> _Figure contents as structured data_:
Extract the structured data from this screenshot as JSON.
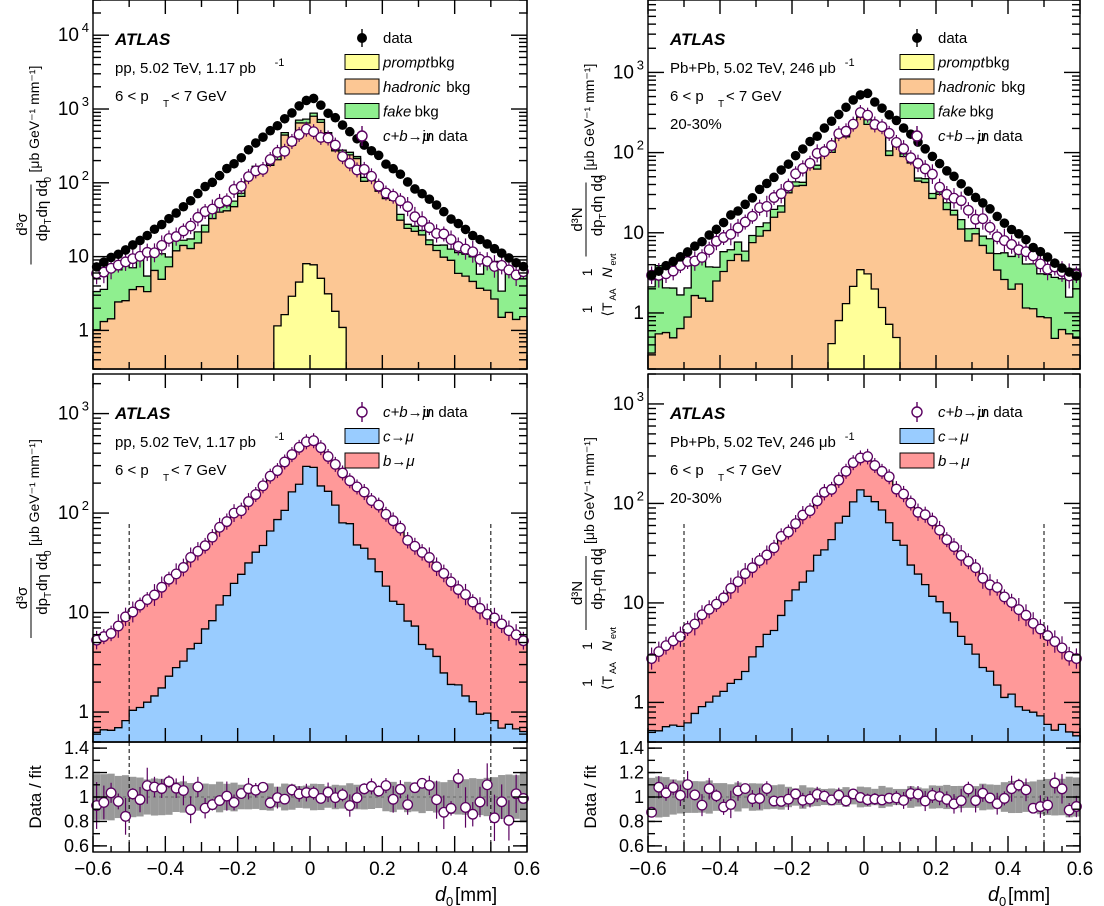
{
  "chart_data": [
    {
      "id": "pp_bkg",
      "type": "histogram",
      "experiment": "ATLAS",
      "system_label": "pp, 5.02 TeV, 1.17 pb",
      "system_sup": "-1",
      "pt_label": "6 < p",
      "pt_sub": "T",
      "pt_tail": " < 7 GeV",
      "centrality": "",
      "ylabel": "d³σ / dp_T dη dd_0  [μb GeV⁻¹ mm⁻¹]",
      "ylim": [
        0.3,
        30000
      ],
      "log_y": true,
      "yticks": [
        {
          "v": 1,
          "t": "1"
        },
        {
          "v": 10,
          "t": "10"
        },
        {
          "v": 100,
          "t": "10",
          "sup": "2"
        },
        {
          "v": 1000,
          "t": "10",
          "sup": "3"
        },
        {
          "v": 10000,
          "t": "10",
          "sup": "4"
        }
      ],
      "legend": [
        {
          "key": "data",
          "label": "data",
          "marker": "filled",
          "italic": false
        },
        {
          "key": "prompt",
          "label": "prompt",
          "tail": " bkg",
          "color": "#ffff99",
          "italic": true
        },
        {
          "key": "hadronic",
          "label": "hadronic",
          "tail": " bkg",
          "color": "#fcc794",
          "italic": true
        },
        {
          "key": "fake",
          "label": "fake",
          "tail": " bkg",
          "color": "#8fef8f",
          "italic": true
        },
        {
          "key": "cb",
          "label": "c+b→μ",
          "tail": " in data",
          "marker": "open",
          "italic": true
        }
      ],
      "series_shapes": {
        "data_peak": 1500,
        "data_edge": 7,
        "hadronic_peak": 780,
        "hadronic_edge": 1.1,
        "fake_level": 4,
        "prompt_peak": 10,
        "cb_peak": 600,
        "cb_edge": 5.5
      }
    },
    {
      "id": "pbpb_bkg",
      "type": "histogram",
      "experiment": "ATLAS",
      "system_label": "Pb+Pb, 5.02 TeV, 246 μb",
      "system_sup": "-1",
      "pt_label": "6 < p",
      "pt_sub": "T",
      "pt_tail": " < 7 GeV",
      "centrality": "20-30%",
      "ylabel": "1/⟨T_AA⟩ 1/N_evt d³N / dp_T dη dd_0  [μb GeV⁻¹ mm⁻¹]",
      "ylim": [
        0.2,
        8000
      ],
      "log_y": true,
      "yticks": [
        {
          "v": 1,
          "t": "1"
        },
        {
          "v": 10,
          "t": "10"
        },
        {
          "v": 100,
          "t": "10",
          "sup": "2"
        },
        {
          "v": 1000,
          "t": "10",
          "sup": "3"
        }
      ],
      "legend": [
        {
          "key": "data",
          "label": "data",
          "marker": "filled",
          "italic": false
        },
        {
          "key": "prompt",
          "label": "prompt",
          "tail": " bkg",
          "color": "#ffff99",
          "italic": true
        },
        {
          "key": "hadronic",
          "label": "hadronic",
          "tail": " bkg",
          "color": "#fcc794",
          "italic": true
        },
        {
          "key": "fake",
          "label": "fake",
          "tail": " bkg",
          "color": "#8fef8f",
          "italic": true
        },
        {
          "key": "cb",
          "label": "c+b→μ",
          "tail": " in data",
          "marker": "open",
          "italic": true
        }
      ],
      "series_shapes": {
        "data_peak": 600,
        "data_edge": 2.8,
        "hadronic_peak": 300,
        "hadronic_edge": 0.35,
        "fake_level": 2.2,
        "prompt_peak": 4.3,
        "cb_peak": 320,
        "cb_edge": 2.7
      }
    },
    {
      "id": "pp_signal",
      "type": "histogram",
      "experiment": "ATLAS",
      "system_label": "pp, 5.02 TeV, 1.17 pb",
      "system_sup": "-1",
      "pt_label": "6 < p",
      "pt_sub": "T",
      "pt_tail": " < 7 GeV",
      "centrality": "",
      "ylabel": "d³σ / dp_T dη dd_0  [μb GeV⁻¹ mm⁻¹]",
      "ylim": [
        0.5,
        2500
      ],
      "log_y": true,
      "yticks": [
        {
          "v": 1,
          "t": "1"
        },
        {
          "v": 10,
          "t": "10"
        },
        {
          "v": 100,
          "t": "10",
          "sup": "2"
        },
        {
          "v": 1000,
          "t": "10",
          "sup": "3"
        }
      ],
      "legend": [
        {
          "key": "cb",
          "label": "c+b→μ",
          "tail": " in data",
          "marker": "open",
          "italic": true
        },
        {
          "key": "c",
          "label": "c→μ",
          "tail": "",
          "color": "#99ccff",
          "italic": true
        },
        {
          "key": "b",
          "label": "b→μ",
          "tail": "",
          "color": "#ff9999",
          "italic": true
        }
      ],
      "vlines": [
        -0.5,
        0.5
      ],
      "series_shapes": {
        "cb_peak": 580,
        "cb_edge": 4.8,
        "c_peak": 300,
        "c_edge": 0.6
      }
    },
    {
      "id": "pbpb_signal",
      "type": "histogram",
      "experiment": "ATLAS",
      "system_label": "Pb+Pb, 5.02 TeV, 246 μb",
      "system_sup": "-1",
      "pt_label": "6 < p",
      "pt_sub": "T",
      "pt_tail": " < 7 GeV",
      "centrality": "20-30%",
      "ylabel": "1/⟨T_AA⟩ 1/N_evt d³N / dp_T dη dd_0  [μb GeV⁻¹ mm⁻¹]",
      "ylim": [
        0.4,
        2000
      ],
      "log_y": true,
      "yticks": [
        {
          "v": 1,
          "t": "1"
        },
        {
          "v": 10,
          "t": "10"
        },
        {
          "v": 100,
          "t": "10",
          "sup": "2"
        },
        {
          "v": 1000,
          "t": "10",
          "sup": "3"
        }
      ],
      "legend": [
        {
          "key": "cb",
          "label": "c+b→μ",
          "tail": " in data",
          "marker": "open",
          "italic": true
        },
        {
          "key": "c",
          "label": "c→μ",
          "tail": "",
          "color": "#99ccff",
          "italic": true
        },
        {
          "key": "b",
          "label": "b→μ",
          "tail": "",
          "color": "#ff9999",
          "italic": true
        }
      ],
      "vlines": [
        -0.5,
        0.5
      ],
      "series_shapes": {
        "cb_peak": 320,
        "cb_edge": 2.6,
        "c_peak": 150,
        "c_edge": 0.5
      }
    },
    {
      "id": "pp_ratio",
      "type": "scatter",
      "ylabel": "Data / fit",
      "xlabel": "d",
      "xlabel_sub": "0",
      "xlabel_unit": " [mm]",
      "xlim": [
        -0.6,
        0.6
      ],
      "ylim": [
        0.55,
        1.45
      ],
      "xticks": [
        "−0.6",
        "−0.4",
        "−0.2",
        "0",
        "0.2",
        "0.4",
        "0.6"
      ],
      "yticks": [
        "0.6",
        "0.8",
        "1",
        "1.2",
        "1.4"
      ],
      "band_color": "#999999",
      "vlines": [
        -0.5,
        0.5
      ]
    },
    {
      "id": "pbpb_ratio",
      "type": "scatter",
      "ylabel": "Data / fit",
      "xlabel": "d",
      "xlabel_sub": "0",
      "xlabel_unit": " [mm]",
      "xlim": [
        -0.6,
        0.6
      ],
      "ylim": [
        0.55,
        1.45
      ],
      "xticks": [
        "−0.6",
        "−0.4",
        "−0.2",
        "0",
        "0.2",
        "0.4",
        "0.6"
      ],
      "yticks": [
        "0.6",
        "0.8",
        "1",
        "1.2",
        "1.4"
      ],
      "band_color": "#999999",
      "vlines": [
        -0.5,
        0.5
      ]
    }
  ]
}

> _Exercise goal_: From start to finish, output the listing exactly, but omit its pictures.

> _Final answer_:
Extract the structured data from this screenshot as JSON.
{
  "chart_data": [
    {
      "id": "pp_bkg",
      "type": "histogram",
      "experiment": "ATLAS",
      "system_label": "pp, 5.02 TeV, 1.17 pb",
      "system_sup": "-1",
      "pt_label": "6 < p",
      "pt_sub": "T",
      "pt_tail": " < 7 GeV",
      "centrality": "",
      "ylabel": "d³σ / dp_T dη dd_0  [μb GeV⁻¹ mm⁻¹]",
      "ylim": [
        0.3,
        30000
      ],
      "log_y": true,
      "yticks": [
        {
          "v": 1,
          "t": "1"
        },
        {
          "v": 10,
          "t": "10"
        },
        {
          "v": 100,
          "t": "10",
          "sup": "2"
        },
        {
          "v": 1000,
          "t": "10",
          "sup": "3"
        },
        {
          "v": 10000,
          "t": "10",
          "sup": "4"
        }
      ],
      "legend": [
        {
          "key": "data",
          "label": "data",
          "marker": "filled",
          "italic": false
        },
        {
          "key": "prompt",
          "label": "prompt",
          "tail": " bkg",
          "color": "#ffff99",
          "italic": true
        },
        {
          "key": "hadronic",
          "label": "hadronic",
          "tail": " bkg",
          "color": "#fcc794",
          "italic": true
        },
        {
          "key": "fake",
          "label": "fake",
          "tail": " bkg",
          "color": "#8fef8f",
          "italic": true
        },
        {
          "key": "cb",
          "label": "c+b→μ",
          "tail": " in data",
          "marker": "open",
          "italic": true
        }
      ],
      "series_shapes": {
        "data_peak": 1500,
        "data_edge": 7,
        "hadronic_peak": 780,
        "hadronic_edge": 1.1,
        "fake_level": 4,
        "prompt_peak": 10,
        "cb_peak": 600,
        "cb_edge": 5.5
      }
    },
    {
      "id": "pbpb_bkg",
      "type": "histogram",
      "experiment": "ATLAS",
      "system_label": "Pb+Pb, 5.02 TeV, 246 μb",
      "system_sup": "-1",
      "pt_label": "6 < p",
      "pt_sub": "T",
      "pt_tail": " < 7 GeV",
      "centrality": "20-30%",
      "ylabel": "1/⟨T_AA⟩ 1/N_evt d³N / dp_T dη dd_0  [μb GeV⁻¹ mm⁻¹]",
      "ylim": [
        0.2,
        8000
      ],
      "log_y": true,
      "yticks": [
        {
          "v": 1,
          "t": "1"
        },
        {
          "v": 10,
          "t": "10"
        },
        {
          "v": 100,
          "t": "10",
          "sup": "2"
        },
        {
          "v": 1000,
          "t": "10",
          "sup": "3"
        }
      ],
      "legend": [
        {
          "key": "data",
          "label": "data",
          "marker": "filled",
          "italic": false
        },
        {
          "key": "prompt",
          "label": "prompt",
          "tail": " bkg",
          "color": "#ffff99",
          "italic": true
        },
        {
          "key": "hadronic",
          "label": "hadronic",
          "tail": " bkg",
          "color": "#fcc794",
          "italic": true
        },
        {
          "key": "fake",
          "label": "fake",
          "tail": " bkg",
          "color": "#8fef8f",
          "italic": true
        },
        {
          "key": "cb",
          "label": "c+b→μ",
          "tail": " in data",
          "marker": "open",
          "italic": true
        }
      ],
      "series_shapes": {
        "data_peak": 600,
        "data_edge": 2.8,
        "hadronic_peak": 300,
        "hadronic_edge": 0.35,
        "fake_level": 2.2,
        "prompt_peak": 4.3,
        "cb_peak": 320,
        "cb_edge": 2.7
      }
    },
    {
      "id": "pp_signal",
      "type": "histogram",
      "experiment": "ATLAS",
      "system_label": "pp, 5.02 TeV, 1.17 pb",
      "system_sup": "-1",
      "pt_label": "6 < p",
      "pt_sub": "T",
      "pt_tail": " < 7 GeV",
      "centrality": "",
      "ylabel": "d³σ / dp_T dη dd_0  [μb GeV⁻¹ mm⁻¹]",
      "ylim": [
        0.5,
        2500
      ],
      "log_y": true,
      "yticks": [
        {
          "v": 1,
          "t": "1"
        },
        {
          "v": 10,
          "t": "10"
        },
        {
          "v": 100,
          "t": "10",
          "sup": "2"
        },
        {
          "v": 1000,
          "t": "10",
          "sup": "3"
        }
      ],
      "legend": [
        {
          "key": "cb",
          "label": "c+b→μ",
          "tail": " in data",
          "marker": "open",
          "italic": true
        },
        {
          "key": "c",
          "label": "c→μ",
          "tail": "",
          "color": "#99ccff",
          "italic": true
        },
        {
          "key": "b",
          "label": "b→μ",
          "tail": "",
          "color": "#ff9999",
          "italic": true
        }
      ],
      "vlines": [
        -0.5,
        0.5
      ],
      "series_shapes": {
        "cb_peak": 580,
        "cb_edge": 4.8,
        "c_peak": 300,
        "c_edge": 0.6
      }
    },
    {
      "id": "pbpb_signal",
      "type": "histogram",
      "experiment": "ATLAS",
      "system_label": "Pb+Pb, 5.02 TeV, 246 μb",
      "system_sup": "-1",
      "pt_label": "6 < p",
      "pt_sub": "T",
      "pt_tail": " < 7 GeV",
      "centrality": "20-30%",
      "ylabel": "1/⟨T_AA⟩ 1/N_evt d³N / dp_T dη dd_0  [μb GeV⁻¹ mm⁻¹]",
      "ylim": [
        0.4,
        2000
      ],
      "log_y": true,
      "yticks": [
        {
          "v": 1,
          "t": "1"
        },
        {
          "v": 10,
          "t": "10"
        },
        {
          "v": 100,
          "t": "10",
          "sup": "2"
        },
        {
          "v": 1000,
          "t": "10",
          "sup": "3"
        }
      ],
      "legend": [
        {
          "key": "cb",
          "label": "c+b→μ",
          "tail": " in data",
          "marker": "open",
          "italic": true
        },
        {
          "key": "c",
          "label": "c→μ",
          "tail": "",
          "color": "#99ccff",
          "italic": true
        },
        {
          "key": "b",
          "label": "b→μ",
          "tail": "",
          "color": "#ff9999",
          "italic": true
        }
      ],
      "vlines": [
        -0.5,
        0.5
      ],
      "series_shapes": {
        "cb_peak": 320,
        "cb_edge": 2.6,
        "c_peak": 150,
        "c_edge": 0.5
      }
    },
    {
      "id": "pp_ratio",
      "type": "scatter",
      "ylabel": "Data / fit",
      "xlabel": "d",
      "xlabel_sub": "0",
      "xlabel_unit": " [mm]",
      "xlim": [
        -0.6,
        0.6
      ],
      "ylim": [
        0.55,
        1.45
      ],
      "xticks": [
        "−0.6",
        "−0.4",
        "−0.2",
        "0",
        "0.2",
        "0.4",
        "0.6"
      ],
      "yticks": [
        "0.6",
        "0.8",
        "1",
        "1.2",
        "1.4"
      ],
      "band_color": "#999999",
      "vlines": [
        -0.5,
        0.5
      ]
    },
    {
      "id": "pbpb_ratio",
      "type": "scatter",
      "ylabel": "Data / fit",
      "xlabel": "d",
      "xlabel_sub": "0",
      "xlabel_unit": " [mm]",
      "xlim": [
        -0.6,
        0.6
      ],
      "ylim": [
        0.55,
        1.45
      ],
      "xticks": [
        "−0.6",
        "−0.4",
        "−0.2",
        "0",
        "0.2",
        "0.4",
        "0.6"
      ],
      "yticks": [
        "0.6",
        "0.8",
        "1",
        "1.2",
        "1.4"
      ],
      "band_color": "#999999",
      "vlines": [
        -0.5,
        0.5
      ]
    }
  ]
}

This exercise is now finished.